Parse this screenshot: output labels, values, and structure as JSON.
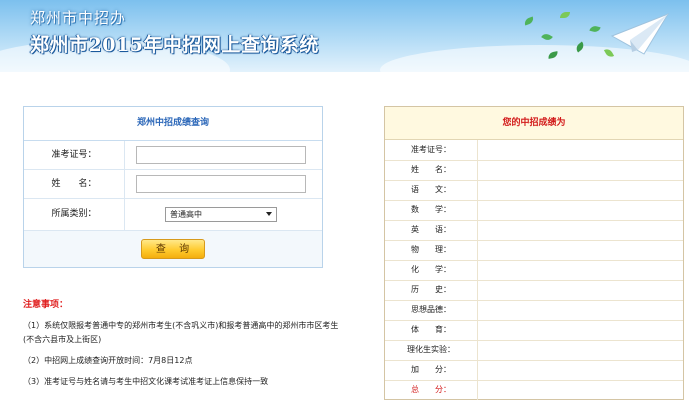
{
  "header": {
    "site_name": "郑州市中招办",
    "system_title": "郑州市2015年中招网上查询系统"
  },
  "query": {
    "title": "郑州中招成绩查询",
    "fields": [
      {
        "label": "准考证号：",
        "value": "",
        "placeholder": ""
      },
      {
        "label": "姓　　名：",
        "value": "",
        "placeholder": ""
      }
    ],
    "category_label": "所属类别：",
    "category_selected": "普通高中",
    "submit_label": "查 询"
  },
  "notes": {
    "title": "注意事项：",
    "items": [
      "（1）系统仅限报考普通中专的郑州市考生(不含巩义市)和报考普通高中的郑州市市区考生(不含六县市及上街区)",
      "（2）中招网上成绩查询开放时间：7月8日12点",
      "（3）准考证号与姓名请与考生中招文化课考试准考证上信息保持一致"
    ]
  },
  "results": {
    "title": "您的中招成绩为",
    "rows": [
      {
        "label": "准考证号：",
        "value": ""
      },
      {
        "label": "姓　　名：",
        "value": ""
      },
      {
        "label": "语　　文：",
        "value": ""
      },
      {
        "label": "数　　学：",
        "value": ""
      },
      {
        "label": "英　　语：",
        "value": ""
      },
      {
        "label": "物　　理：",
        "value": ""
      },
      {
        "label": "化　　学：",
        "value": ""
      },
      {
        "label": "历　　史：",
        "value": ""
      },
      {
        "label": "思想品德：",
        "value": ""
      },
      {
        "label": "体　　育：",
        "value": ""
      },
      {
        "label": "理化生实验：",
        "value": ""
      },
      {
        "label": "加　　分：",
        "value": ""
      },
      {
        "label": "总　　分：",
        "value": ""
      }
    ]
  },
  "colors": {
    "accent_blue": "#2a66b8",
    "alert_red": "#d21a1a",
    "button_yellow": "#ffcb2f"
  }
}
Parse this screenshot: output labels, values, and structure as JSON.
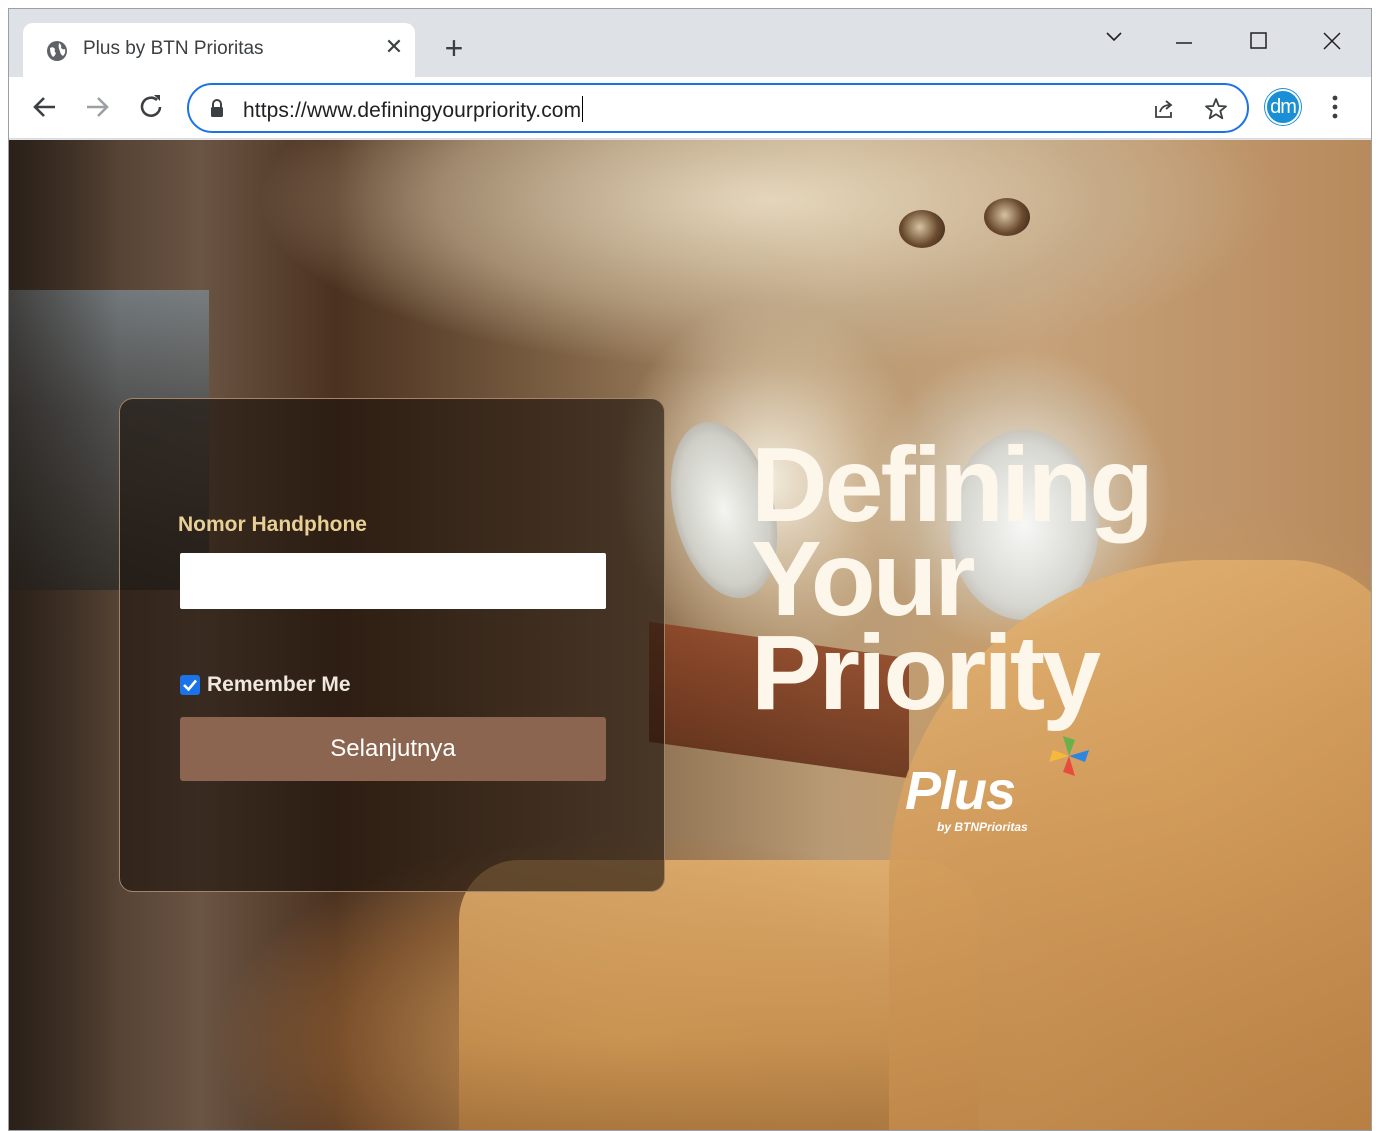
{
  "browser": {
    "tab_title": "Plus by BTN Prioritas",
    "url": "https://www.definingyourpriority.com",
    "profile_initials": "dm",
    "accent_color": "#1a73e8",
    "icons": [
      "globe-icon",
      "close-icon",
      "plus-icon",
      "chevron-down-icon",
      "minimize-icon",
      "maximize-icon",
      "window-close-icon",
      "back-arrow-icon",
      "forward-arrow-icon",
      "reload-icon",
      "lock-icon",
      "share-icon",
      "star-icon",
      "kebab-menu-icon"
    ]
  },
  "login": {
    "phone_label": "Nomor Handphone",
    "phone_value": "",
    "remember_label": "Remember Me",
    "remember_checked": true,
    "submit_label": "Selanjutnya",
    "label_color": "#e8cf96",
    "button_color": "#8c6550"
  },
  "hero": {
    "line1": "Defining",
    "line2": "Your",
    "line3": "Priority",
    "logo_text": "Plus",
    "logo_sub": "by BTNPrioritas"
  }
}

Aim: Output the records above exactly; leave out the pictures.

Solution to this task:
Parse this screenshot: output labels, values, and structure as JSON.
{
  "header": {
    "site_name": "郑州市中招办",
    "system_title": "郑州市2015年中招网上查询系统"
  },
  "query": {
    "title": "郑州中招成绩查询",
    "fields": [
      {
        "label": "准考证号：",
        "value": "",
        "placeholder": ""
      },
      {
        "label": "姓　　名：",
        "value": "",
        "placeholder": ""
      }
    ],
    "category_label": "所属类别：",
    "category_selected": "普通高中",
    "submit_label": "查 询"
  },
  "notes": {
    "title": "注意事项：",
    "items": [
      "（1）系统仅限报考普通中专的郑州市考生(不含巩义市)和报考普通高中的郑州市市区考生(不含六县市及上街区)",
      "（2）中招网上成绩查询开放时间：7月8日12点",
      "（3）准考证号与姓名请与考生中招文化课考试准考证上信息保持一致"
    ]
  },
  "results": {
    "title": "您的中招成绩为",
    "rows": [
      {
        "label": "准考证号：",
        "value": ""
      },
      {
        "label": "姓　　名：",
        "value": ""
      },
      {
        "label": "语　　文：",
        "value": ""
      },
      {
        "label": "数　　学：",
        "value": ""
      },
      {
        "label": "英　　语：",
        "value": ""
      },
      {
        "label": "物　　理：",
        "value": ""
      },
      {
        "label": "化　　学：",
        "value": ""
      },
      {
        "label": "历　　史：",
        "value": ""
      },
      {
        "label": "思想品德：",
        "value": ""
      },
      {
        "label": "体　　育：",
        "value": ""
      },
      {
        "label": "理化生实验：",
        "value": ""
      },
      {
        "label": "加　　分：",
        "value": ""
      },
      {
        "label": "总　　分：",
        "value": ""
      }
    ]
  },
  "colors": {
    "accent_blue": "#2a66b8",
    "alert_red": "#d21a1a",
    "button_yellow": "#ffcb2f"
  }
}
Parse this screenshot: output labels, values, and structure as JSON.
{
  "browser": {
    "tab_title": "Plus by BTN Prioritas",
    "url": "https://www.definingyourpriority.com",
    "profile_initials": "dm",
    "accent_color": "#1a73e8",
    "icons": [
      "globe-icon",
      "close-icon",
      "plus-icon",
      "chevron-down-icon",
      "minimize-icon",
      "maximize-icon",
      "window-close-icon",
      "back-arrow-icon",
      "forward-arrow-icon",
      "reload-icon",
      "lock-icon",
      "share-icon",
      "star-icon",
      "kebab-menu-icon"
    ]
  },
  "login": {
    "phone_label": "Nomor Handphone",
    "phone_value": "",
    "remember_label": "Remember Me",
    "remember_checked": true,
    "submit_label": "Selanjutnya",
    "label_color": "#e8cf96",
    "button_color": "#8c6550"
  },
  "hero": {
    "line1": "Defining",
    "line2": "Your",
    "line3": "Priority",
    "logo_text": "Plus",
    "logo_sub": "by BTNPrioritas"
  }
}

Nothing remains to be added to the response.